## Your task:
Output the lines that follow exactly as they are.

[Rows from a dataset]

■ ■ ■

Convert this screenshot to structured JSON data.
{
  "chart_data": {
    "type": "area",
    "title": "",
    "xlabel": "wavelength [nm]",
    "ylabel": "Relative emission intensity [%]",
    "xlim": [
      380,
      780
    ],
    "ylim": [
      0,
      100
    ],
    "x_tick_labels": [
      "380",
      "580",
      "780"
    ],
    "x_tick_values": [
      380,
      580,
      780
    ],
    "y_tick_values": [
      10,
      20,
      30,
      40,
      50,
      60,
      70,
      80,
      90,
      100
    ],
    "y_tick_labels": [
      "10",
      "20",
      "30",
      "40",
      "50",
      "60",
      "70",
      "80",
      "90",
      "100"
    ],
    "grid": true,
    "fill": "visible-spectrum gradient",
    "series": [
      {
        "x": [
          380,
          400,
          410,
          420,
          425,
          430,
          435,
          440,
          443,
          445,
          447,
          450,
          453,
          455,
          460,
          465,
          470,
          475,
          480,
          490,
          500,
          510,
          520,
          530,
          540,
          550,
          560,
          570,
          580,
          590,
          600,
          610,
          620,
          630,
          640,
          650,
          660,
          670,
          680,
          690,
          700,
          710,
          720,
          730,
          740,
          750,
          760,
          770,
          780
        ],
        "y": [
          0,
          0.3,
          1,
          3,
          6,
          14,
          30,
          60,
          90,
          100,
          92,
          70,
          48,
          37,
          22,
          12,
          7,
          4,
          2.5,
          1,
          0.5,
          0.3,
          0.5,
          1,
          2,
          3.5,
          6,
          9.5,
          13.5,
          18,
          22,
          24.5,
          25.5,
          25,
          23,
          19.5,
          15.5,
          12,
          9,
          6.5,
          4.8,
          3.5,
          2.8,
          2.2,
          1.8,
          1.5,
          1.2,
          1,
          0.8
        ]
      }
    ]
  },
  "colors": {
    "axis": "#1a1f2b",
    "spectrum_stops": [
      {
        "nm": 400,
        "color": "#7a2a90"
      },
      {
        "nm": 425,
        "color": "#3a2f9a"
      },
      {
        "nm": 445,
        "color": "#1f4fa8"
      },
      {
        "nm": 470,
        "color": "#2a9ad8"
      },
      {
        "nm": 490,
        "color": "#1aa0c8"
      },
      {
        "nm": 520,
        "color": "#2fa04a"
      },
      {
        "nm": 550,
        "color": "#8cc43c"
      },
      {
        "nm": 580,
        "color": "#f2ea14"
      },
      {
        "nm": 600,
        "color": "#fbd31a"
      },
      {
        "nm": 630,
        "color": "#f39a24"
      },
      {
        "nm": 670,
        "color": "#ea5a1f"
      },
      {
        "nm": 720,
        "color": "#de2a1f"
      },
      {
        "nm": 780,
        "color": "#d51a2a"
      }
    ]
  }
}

■ ■ ■

## Result of this task:
Convert this screenshot to structured JSON data.
{
  "chart_data": {
    "type": "area",
    "title": "",
    "xlabel": "wavelength [nm]",
    "ylabel": "Relative emission intensity [%]",
    "xlim": [
      380,
      780
    ],
    "ylim": [
      0,
      100
    ],
    "x_tick_labels": [
      "380",
      "580",
      "780"
    ],
    "x_tick_values": [
      380,
      580,
      780
    ],
    "y_tick_values": [
      10,
      20,
      30,
      40,
      50,
      60,
      70,
      80,
      90,
      100
    ],
    "y_tick_labels": [
      "10",
      "20",
      "30",
      "40",
      "50",
      "60",
      "70",
      "80",
      "90",
      "100"
    ],
    "grid": true,
    "fill": "visible-spectrum gradient",
    "series": [
      {
        "x": [
          380,
          400,
          410,
          420,
          425,
          430,
          435,
          440,
          443,
          445,
          447,
          450,
          453,
          455,
          460,
          465,
          470,
          475,
          480,
          490,
          500,
          510,
          520,
          530,
          540,
          550,
          560,
          570,
          580,
          590,
          600,
          610,
          620,
          630,
          640,
          650,
          660,
          670,
          680,
          690,
          700,
          710,
          720,
          730,
          740,
          750,
          760,
          770,
          780
        ],
        "y": [
          0,
          0.3,
          1,
          3,
          6,
          14,
          30,
          60,
          90,
          100,
          92,
          70,
          48,
          37,
          22,
          12,
          7,
          4,
          2.5,
          1,
          0.5,
          0.3,
          0.5,
          1,
          2,
          3.5,
          6,
          9.5,
          13.5,
          18,
          22,
          24.5,
          25.5,
          25,
          23,
          19.5,
          15.5,
          12,
          9,
          6.5,
          4.8,
          3.5,
          2.8,
          2.2,
          1.8,
          1.5,
          1.2,
          1,
          0.8
        ]
      }
    ]
  },
  "colors": {
    "axis": "#1a1f2b",
    "spectrum_stops": [
      {
        "nm": 400,
        "color": "#7a2a90"
      },
      {
        "nm": 425,
        "color": "#3a2f9a"
      },
      {
        "nm": 445,
        "color": "#1f4fa8"
      },
      {
        "nm": 470,
        "color": "#2a9ad8"
      },
      {
        "nm": 490,
        "color": "#1aa0c8"
      },
      {
        "nm": 520,
        "color": "#2fa04a"
      },
      {
        "nm": 550,
        "color": "#8cc43c"
      },
      {
        "nm": 580,
        "color": "#f2ea14"
      },
      {
        "nm": 600,
        "color": "#fbd31a"
      },
      {
        "nm": 630,
        "color": "#f39a24"
      },
      {
        "nm": 670,
        "color": "#ea5a1f"
      },
      {
        "nm": 720,
        "color": "#de2a1f"
      },
      {
        "nm": 780,
        "color": "#d51a2a"
      }
    ]
  }
}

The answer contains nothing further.